→ THE REQUEST
Please copy all the lines that follow, word for word.

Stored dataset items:
—————
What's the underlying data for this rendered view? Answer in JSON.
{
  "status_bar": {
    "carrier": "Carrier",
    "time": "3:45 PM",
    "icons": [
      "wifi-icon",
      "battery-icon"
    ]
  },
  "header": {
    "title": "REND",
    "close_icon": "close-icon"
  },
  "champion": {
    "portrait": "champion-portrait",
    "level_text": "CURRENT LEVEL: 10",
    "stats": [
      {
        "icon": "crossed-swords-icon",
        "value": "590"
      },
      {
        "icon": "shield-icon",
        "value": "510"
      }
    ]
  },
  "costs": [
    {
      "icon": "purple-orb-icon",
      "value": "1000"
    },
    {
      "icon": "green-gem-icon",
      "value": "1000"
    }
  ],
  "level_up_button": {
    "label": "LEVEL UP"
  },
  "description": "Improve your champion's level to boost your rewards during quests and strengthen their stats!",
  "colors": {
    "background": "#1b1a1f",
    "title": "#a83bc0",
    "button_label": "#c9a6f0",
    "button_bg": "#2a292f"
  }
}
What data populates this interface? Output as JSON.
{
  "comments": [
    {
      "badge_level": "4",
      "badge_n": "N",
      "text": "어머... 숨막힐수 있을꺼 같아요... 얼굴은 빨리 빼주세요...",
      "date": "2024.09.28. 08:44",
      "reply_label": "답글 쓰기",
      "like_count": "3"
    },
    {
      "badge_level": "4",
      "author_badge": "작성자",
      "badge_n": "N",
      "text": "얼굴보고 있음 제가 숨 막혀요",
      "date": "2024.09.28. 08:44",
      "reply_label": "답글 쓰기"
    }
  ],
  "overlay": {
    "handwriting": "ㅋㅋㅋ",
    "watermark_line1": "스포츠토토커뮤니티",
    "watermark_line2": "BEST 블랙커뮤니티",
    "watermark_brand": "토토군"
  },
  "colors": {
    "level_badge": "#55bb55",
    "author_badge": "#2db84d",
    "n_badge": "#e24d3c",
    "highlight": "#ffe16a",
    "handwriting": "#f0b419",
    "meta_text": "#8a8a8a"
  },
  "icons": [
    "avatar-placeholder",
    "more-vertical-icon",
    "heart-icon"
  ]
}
—————
→ SOLUTION FOR THIS EXERCISE
What's the underlying data for this rendered view? Answer in JSON.
{
  "status_bar": {
    "carrier": "Carrier",
    "time": "3:45 PM",
    "icons": [
      "wifi-icon",
      "battery-icon"
    ]
  },
  "header": {
    "title": "REND",
    "close_icon": "close-icon"
  },
  "champion": {
    "portrait": "champion-portrait",
    "level_text": "CURRENT LEVEL: 10",
    "stats": [
      {
        "icon": "crossed-swords-icon",
        "value": "590"
      },
      {
        "icon": "shield-icon",
        "value": "510"
      }
    ]
  },
  "costs": [
    {
      "icon": "purple-orb-icon",
      "value": "1000"
    },
    {
      "icon": "green-gem-icon",
      "value": "1000"
    }
  ],
  "level_up_button": {
    "label": "LEVEL UP"
  },
  "description": "Improve your champion's level to boost your rewards during quests and strengthen their stats!",
  "colors": {
    "background": "#1b1a1f",
    "title": "#a83bc0",
    "button_label": "#c9a6f0",
    "button_bg": "#2a292f"
  }
}
What data populates this interface? Output as JSON.
{
  "comments": [
    {
      "badge_level": "4",
      "badge_n": "N",
      "text": "어머... 숨막힐수 있을꺼 같아요... 얼굴은 빨리 빼주세요...",
      "date": "2024.09.28. 08:44",
      "reply_label": "답글 쓰기",
      "like_count": "3"
    },
    {
      "badge_level": "4",
      "author_badge": "작성자",
      "badge_n": "N",
      "text": "얼굴보고 있음 제가 숨 막혀요",
      "date": "2024.09.28. 08:44",
      "reply_label": "답글 쓰기"
    }
  ],
  "overlay": {
    "handwriting": "ㅋㅋㅋ",
    "watermark_line1": "스포츠토토커뮤니티",
    "watermark_line2": "BEST 블랙커뮤니티",
    "watermark_brand": "토토군"
  },
  "colors": {
    "level_badge": "#55bb55",
    "author_badge": "#2db84d",
    "n_badge": "#e24d3c",
    "highlight": "#ffe16a",
    "handwriting": "#f0b419",
    "meta_text": "#8a8a8a"
  },
  "icons": [
    "avatar-placeholder",
    "more-vertical-icon",
    "heart-icon"
  ]
}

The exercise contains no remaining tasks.